**Required work:**
Your task is to copy every line of the records below that contains "color".

* BEGIN Provided information *

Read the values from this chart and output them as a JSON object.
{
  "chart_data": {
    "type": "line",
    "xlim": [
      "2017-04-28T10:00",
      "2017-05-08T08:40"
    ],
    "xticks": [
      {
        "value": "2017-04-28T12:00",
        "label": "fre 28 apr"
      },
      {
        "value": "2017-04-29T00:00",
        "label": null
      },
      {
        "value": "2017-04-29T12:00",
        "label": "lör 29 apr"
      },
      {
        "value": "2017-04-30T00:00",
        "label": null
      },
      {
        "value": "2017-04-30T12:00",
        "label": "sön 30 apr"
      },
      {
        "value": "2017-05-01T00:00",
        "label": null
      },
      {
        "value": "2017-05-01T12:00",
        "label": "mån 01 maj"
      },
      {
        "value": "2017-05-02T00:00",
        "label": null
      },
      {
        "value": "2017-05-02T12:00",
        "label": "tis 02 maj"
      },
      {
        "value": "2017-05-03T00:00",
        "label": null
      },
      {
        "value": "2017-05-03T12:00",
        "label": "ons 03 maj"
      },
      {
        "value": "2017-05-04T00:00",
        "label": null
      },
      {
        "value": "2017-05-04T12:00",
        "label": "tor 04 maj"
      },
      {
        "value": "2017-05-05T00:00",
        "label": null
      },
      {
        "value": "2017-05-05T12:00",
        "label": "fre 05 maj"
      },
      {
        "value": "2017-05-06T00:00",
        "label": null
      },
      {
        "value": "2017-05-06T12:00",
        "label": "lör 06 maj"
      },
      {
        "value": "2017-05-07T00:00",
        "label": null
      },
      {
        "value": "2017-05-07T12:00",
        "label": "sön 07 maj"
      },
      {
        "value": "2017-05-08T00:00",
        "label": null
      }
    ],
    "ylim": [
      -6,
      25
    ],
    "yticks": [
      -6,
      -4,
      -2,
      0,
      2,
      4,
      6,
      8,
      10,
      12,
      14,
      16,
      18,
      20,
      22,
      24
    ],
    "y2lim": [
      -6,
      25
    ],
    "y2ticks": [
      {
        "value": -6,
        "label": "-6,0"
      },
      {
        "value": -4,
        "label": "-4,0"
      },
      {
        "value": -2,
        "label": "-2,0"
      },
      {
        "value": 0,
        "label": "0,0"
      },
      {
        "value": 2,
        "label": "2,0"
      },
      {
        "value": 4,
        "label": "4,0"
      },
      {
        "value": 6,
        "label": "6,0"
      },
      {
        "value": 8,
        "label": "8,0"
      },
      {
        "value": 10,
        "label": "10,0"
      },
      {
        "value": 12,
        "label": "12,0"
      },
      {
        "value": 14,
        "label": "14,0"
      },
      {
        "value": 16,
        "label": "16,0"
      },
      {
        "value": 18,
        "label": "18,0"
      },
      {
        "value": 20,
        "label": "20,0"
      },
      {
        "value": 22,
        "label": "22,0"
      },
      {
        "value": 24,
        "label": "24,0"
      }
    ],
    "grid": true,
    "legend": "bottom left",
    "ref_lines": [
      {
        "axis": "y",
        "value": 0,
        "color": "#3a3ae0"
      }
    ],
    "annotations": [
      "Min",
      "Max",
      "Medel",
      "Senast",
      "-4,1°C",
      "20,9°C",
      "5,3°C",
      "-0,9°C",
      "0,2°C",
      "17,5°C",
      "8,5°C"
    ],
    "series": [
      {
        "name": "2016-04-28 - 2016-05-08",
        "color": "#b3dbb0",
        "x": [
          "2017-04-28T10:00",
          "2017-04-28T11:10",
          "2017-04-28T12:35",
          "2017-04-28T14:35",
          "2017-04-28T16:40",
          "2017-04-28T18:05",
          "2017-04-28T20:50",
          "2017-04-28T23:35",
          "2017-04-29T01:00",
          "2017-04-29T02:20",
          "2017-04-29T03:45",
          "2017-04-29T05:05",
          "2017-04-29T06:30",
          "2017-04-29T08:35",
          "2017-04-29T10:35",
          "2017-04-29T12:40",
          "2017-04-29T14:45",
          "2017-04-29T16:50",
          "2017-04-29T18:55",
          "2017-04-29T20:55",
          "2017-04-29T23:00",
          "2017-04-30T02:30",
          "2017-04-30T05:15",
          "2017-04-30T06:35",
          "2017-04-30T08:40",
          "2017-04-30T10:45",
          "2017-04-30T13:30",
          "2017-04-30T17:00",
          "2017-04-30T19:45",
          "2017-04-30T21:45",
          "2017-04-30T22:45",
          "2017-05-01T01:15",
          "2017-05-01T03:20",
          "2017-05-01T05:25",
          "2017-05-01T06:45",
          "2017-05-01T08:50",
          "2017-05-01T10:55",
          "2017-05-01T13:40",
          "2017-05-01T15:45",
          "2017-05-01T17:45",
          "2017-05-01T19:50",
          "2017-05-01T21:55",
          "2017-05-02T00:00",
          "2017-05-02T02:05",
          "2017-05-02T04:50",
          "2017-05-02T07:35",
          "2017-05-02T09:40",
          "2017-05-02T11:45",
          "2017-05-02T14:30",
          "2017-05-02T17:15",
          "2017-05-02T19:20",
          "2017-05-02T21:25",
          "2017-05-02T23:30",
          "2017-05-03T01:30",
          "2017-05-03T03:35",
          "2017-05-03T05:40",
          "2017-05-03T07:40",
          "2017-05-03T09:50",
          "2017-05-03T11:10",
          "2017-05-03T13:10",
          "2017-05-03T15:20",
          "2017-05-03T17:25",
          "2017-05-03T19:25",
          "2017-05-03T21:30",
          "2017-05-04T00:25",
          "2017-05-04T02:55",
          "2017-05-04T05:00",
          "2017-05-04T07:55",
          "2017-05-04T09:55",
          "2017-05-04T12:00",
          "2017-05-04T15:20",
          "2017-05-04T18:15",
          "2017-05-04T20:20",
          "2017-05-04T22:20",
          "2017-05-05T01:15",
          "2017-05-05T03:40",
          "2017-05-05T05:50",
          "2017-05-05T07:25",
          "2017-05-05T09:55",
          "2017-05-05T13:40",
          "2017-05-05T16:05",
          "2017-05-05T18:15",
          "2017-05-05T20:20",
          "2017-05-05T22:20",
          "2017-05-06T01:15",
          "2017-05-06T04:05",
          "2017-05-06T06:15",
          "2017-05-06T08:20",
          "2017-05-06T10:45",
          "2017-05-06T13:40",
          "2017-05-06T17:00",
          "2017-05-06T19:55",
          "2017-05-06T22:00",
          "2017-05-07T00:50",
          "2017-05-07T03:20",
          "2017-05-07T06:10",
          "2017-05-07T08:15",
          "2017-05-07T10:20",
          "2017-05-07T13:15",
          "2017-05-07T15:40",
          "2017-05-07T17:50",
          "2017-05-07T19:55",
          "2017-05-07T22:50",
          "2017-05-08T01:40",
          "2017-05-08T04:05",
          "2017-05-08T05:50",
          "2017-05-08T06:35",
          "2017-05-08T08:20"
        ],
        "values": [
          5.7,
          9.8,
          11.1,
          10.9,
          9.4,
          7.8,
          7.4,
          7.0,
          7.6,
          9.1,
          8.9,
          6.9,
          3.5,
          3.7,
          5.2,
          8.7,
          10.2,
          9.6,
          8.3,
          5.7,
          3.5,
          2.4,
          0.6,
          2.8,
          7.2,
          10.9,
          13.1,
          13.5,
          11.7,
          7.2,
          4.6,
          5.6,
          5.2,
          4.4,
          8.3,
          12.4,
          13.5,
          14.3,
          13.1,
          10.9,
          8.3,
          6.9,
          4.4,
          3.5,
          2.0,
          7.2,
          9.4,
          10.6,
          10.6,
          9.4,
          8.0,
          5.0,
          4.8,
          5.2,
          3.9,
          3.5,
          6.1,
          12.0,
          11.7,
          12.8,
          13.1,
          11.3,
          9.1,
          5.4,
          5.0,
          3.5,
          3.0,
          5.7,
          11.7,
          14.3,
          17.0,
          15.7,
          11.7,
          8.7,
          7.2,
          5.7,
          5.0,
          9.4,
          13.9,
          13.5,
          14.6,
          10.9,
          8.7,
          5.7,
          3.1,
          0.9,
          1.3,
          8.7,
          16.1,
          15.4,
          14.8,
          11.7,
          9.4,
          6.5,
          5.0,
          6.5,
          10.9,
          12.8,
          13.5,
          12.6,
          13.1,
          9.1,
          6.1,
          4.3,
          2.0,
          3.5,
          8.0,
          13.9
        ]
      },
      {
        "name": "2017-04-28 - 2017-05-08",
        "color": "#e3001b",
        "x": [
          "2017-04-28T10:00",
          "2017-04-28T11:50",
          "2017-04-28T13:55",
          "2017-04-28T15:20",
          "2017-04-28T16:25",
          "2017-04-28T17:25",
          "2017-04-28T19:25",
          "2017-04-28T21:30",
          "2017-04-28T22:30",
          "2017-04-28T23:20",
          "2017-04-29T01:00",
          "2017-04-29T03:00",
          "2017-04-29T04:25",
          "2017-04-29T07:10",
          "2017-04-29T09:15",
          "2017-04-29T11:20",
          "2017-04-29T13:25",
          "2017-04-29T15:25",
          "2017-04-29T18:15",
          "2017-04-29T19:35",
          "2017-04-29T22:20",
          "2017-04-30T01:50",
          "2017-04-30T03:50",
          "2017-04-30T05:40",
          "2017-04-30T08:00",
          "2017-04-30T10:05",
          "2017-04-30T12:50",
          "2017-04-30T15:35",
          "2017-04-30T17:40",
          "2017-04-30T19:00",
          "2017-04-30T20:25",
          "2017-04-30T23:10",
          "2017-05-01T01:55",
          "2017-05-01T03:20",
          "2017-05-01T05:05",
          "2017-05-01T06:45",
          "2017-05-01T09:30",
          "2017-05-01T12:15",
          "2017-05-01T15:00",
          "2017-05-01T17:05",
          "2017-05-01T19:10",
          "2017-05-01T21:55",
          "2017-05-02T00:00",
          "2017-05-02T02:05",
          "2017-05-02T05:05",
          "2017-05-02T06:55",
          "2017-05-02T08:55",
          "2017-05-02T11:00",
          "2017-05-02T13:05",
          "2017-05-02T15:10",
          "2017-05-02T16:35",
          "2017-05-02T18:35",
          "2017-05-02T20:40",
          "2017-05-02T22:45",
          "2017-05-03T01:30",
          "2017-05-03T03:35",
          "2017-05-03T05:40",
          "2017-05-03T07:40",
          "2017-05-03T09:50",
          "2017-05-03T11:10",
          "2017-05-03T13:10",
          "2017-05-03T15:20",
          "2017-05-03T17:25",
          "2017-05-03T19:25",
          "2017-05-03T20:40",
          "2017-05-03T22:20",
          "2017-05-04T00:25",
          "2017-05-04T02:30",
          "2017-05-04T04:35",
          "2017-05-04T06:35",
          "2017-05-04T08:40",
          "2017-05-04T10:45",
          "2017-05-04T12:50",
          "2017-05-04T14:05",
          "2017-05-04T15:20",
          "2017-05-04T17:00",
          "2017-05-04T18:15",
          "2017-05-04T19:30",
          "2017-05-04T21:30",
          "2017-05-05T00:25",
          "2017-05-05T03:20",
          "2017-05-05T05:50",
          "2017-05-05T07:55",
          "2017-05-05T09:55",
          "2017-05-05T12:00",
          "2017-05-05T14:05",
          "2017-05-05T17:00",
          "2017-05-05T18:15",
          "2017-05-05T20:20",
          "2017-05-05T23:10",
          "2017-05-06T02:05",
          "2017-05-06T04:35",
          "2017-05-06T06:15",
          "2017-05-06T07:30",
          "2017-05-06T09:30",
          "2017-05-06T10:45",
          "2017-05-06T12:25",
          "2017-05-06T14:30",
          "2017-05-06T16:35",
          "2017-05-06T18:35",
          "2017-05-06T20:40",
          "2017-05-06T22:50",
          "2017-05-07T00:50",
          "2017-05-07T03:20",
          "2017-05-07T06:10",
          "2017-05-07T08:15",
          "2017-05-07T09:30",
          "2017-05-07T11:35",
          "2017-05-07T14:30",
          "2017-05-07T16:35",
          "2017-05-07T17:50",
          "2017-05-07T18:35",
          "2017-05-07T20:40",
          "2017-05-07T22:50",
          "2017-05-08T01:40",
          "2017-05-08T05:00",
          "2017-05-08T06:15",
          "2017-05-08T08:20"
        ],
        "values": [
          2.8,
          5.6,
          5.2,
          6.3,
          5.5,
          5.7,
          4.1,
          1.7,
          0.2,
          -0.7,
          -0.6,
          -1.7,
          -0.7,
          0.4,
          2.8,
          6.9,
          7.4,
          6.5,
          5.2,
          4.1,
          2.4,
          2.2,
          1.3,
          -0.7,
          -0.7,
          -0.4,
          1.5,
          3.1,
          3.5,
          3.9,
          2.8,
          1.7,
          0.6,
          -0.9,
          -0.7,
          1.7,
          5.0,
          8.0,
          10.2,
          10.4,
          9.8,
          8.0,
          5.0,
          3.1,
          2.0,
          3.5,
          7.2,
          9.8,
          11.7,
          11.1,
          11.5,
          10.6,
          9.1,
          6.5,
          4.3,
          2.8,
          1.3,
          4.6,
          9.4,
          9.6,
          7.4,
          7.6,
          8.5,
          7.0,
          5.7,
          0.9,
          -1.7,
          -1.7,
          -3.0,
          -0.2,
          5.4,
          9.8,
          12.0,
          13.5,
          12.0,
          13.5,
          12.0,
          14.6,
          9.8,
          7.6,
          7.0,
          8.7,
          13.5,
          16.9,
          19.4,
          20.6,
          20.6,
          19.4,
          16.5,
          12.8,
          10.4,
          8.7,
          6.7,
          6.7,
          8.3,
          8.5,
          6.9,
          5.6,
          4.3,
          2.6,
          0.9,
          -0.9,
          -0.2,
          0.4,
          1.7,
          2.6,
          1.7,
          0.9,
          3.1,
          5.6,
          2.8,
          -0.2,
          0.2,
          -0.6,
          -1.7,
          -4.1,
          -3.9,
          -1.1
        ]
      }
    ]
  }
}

* END Provided information *

**Task answer:**
        "color": "#3a3ae0"
        "color": "#b3dbb0",
        "color": "#e3001b",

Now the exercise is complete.